**Requirements**.
Copy each line of the entries that contains the word "transportation".

**Extracted records**.
_____

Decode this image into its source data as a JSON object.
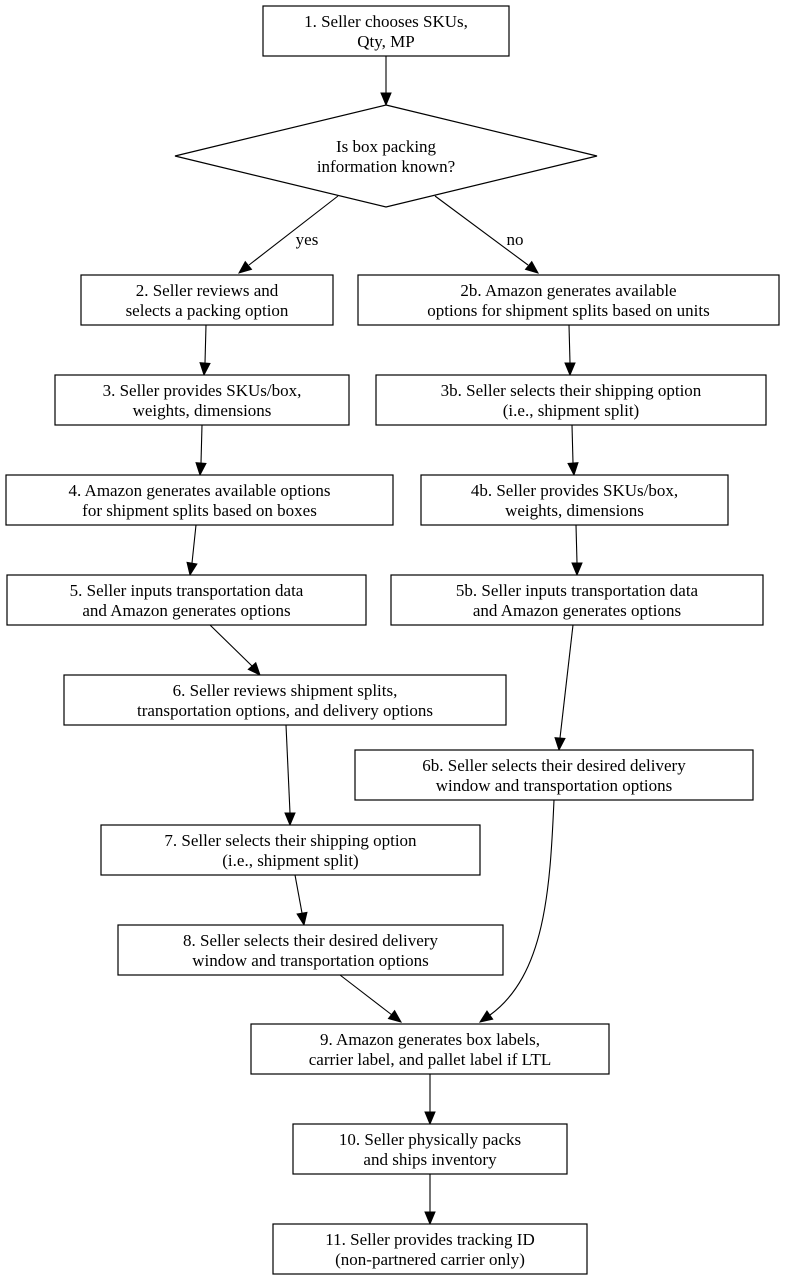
{
  "diagram": {
    "type": "flowchart",
    "nodes": [
      {
        "id": "n1",
        "shape": "box",
        "lines": [
          "1. Seller chooses SKUs,",
          "Qty, MP"
        ]
      },
      {
        "id": "d",
        "shape": "diamond",
        "lines": [
          "Is box packing",
          "information known?"
        ]
      },
      {
        "id": "n2",
        "shape": "box",
        "lines": [
          "2. Seller reviews and",
          "selects a packing option"
        ]
      },
      {
        "id": "n2b",
        "shape": "box",
        "lines": [
          "2b. Amazon generates available",
          "options for shipment splits based on units"
        ]
      },
      {
        "id": "n3",
        "shape": "box",
        "lines": [
          "3. Seller provides SKUs/box,",
          "weights, dimensions"
        ]
      },
      {
        "id": "n3b",
        "shape": "box",
        "lines": [
          "3b. Seller selects their shipping option",
          "(i.e., shipment split)"
        ]
      },
      {
        "id": "n4",
        "shape": "box",
        "lines": [
          "4. Amazon generates available options",
          "for shipment splits based on boxes"
        ]
      },
      {
        "id": "n4b",
        "shape": "box",
        "lines": [
          "4b. Seller provides SKUs/box,",
          "weights, dimensions"
        ]
      },
      {
        "id": "n5",
        "shape": "box",
        "lines": [
          "5. Seller inputs transportation data",
          "and Amazon generates options"
        ]
      },
      {
        "id": "n5b",
        "shape": "box",
        "lines": [
          "5b. Seller inputs transportation data",
          "and Amazon generates options"
        ]
      },
      {
        "id": "n6",
        "shape": "box",
        "lines": [
          "6. Seller reviews shipment splits,",
          "transportation options, and delivery options"
        ]
      },
      {
        "id": "n6b",
        "shape": "box",
        "lines": [
          "6b. Seller selects their desired delivery",
          "window and transportation options"
        ]
      },
      {
        "id": "n7",
        "shape": "box",
        "lines": [
          "7. Seller selects their shipping option",
          "(i.e., shipment split)"
        ]
      },
      {
        "id": "n8",
        "shape": "box",
        "lines": [
          "8. Seller selects their desired delivery",
          "window and transportation options"
        ]
      },
      {
        "id": "n9",
        "shape": "box",
        "lines": [
          "9. Amazon generates box labels,",
          "carrier label, and pallet label if LTL"
        ]
      },
      {
        "id": "n10",
        "shape": "box",
        "lines": [
          "10. Seller physically packs",
          "and ships inventory"
        ]
      },
      {
        "id": "n11",
        "shape": "box",
        "lines": [
          "11. Seller provides tracking ID",
          "(non-partnered carrier only)"
        ]
      }
    ],
    "edges": [
      {
        "from": "n1",
        "to": "d",
        "label": ""
      },
      {
        "from": "d",
        "to": "n2",
        "label": "yes"
      },
      {
        "from": "d",
        "to": "n2b",
        "label": "no"
      },
      {
        "from": "n2",
        "to": "n3",
        "label": ""
      },
      {
        "from": "n2b",
        "to": "n3b",
        "label": ""
      },
      {
        "from": "n3",
        "to": "n4",
        "label": ""
      },
      {
        "from": "n3b",
        "to": "n4b",
        "label": ""
      },
      {
        "from": "n4",
        "to": "n5",
        "label": ""
      },
      {
        "from": "n4b",
        "to": "n5b",
        "label": ""
      },
      {
        "from": "n5",
        "to": "n6",
        "label": ""
      },
      {
        "from": "n5b",
        "to": "n6b",
        "label": ""
      },
      {
        "from": "n6",
        "to": "n7",
        "label": ""
      },
      {
        "from": "n6b",
        "to": "n9",
        "label": ""
      },
      {
        "from": "n7",
        "to": "n8",
        "label": ""
      },
      {
        "from": "n8",
        "to": "n9",
        "label": ""
      },
      {
        "from": "n9",
        "to": "n10",
        "label": ""
      },
      {
        "from": "n10",
        "to": "n11",
        "label": ""
      }
    ]
  }
}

_____

**Written response**.
          "5. Seller inputs transportation data",
          "5b. Seller inputs transportation data",
          "transportation options, and delivery options"
          "window and transportation options"
          "window and transportation options"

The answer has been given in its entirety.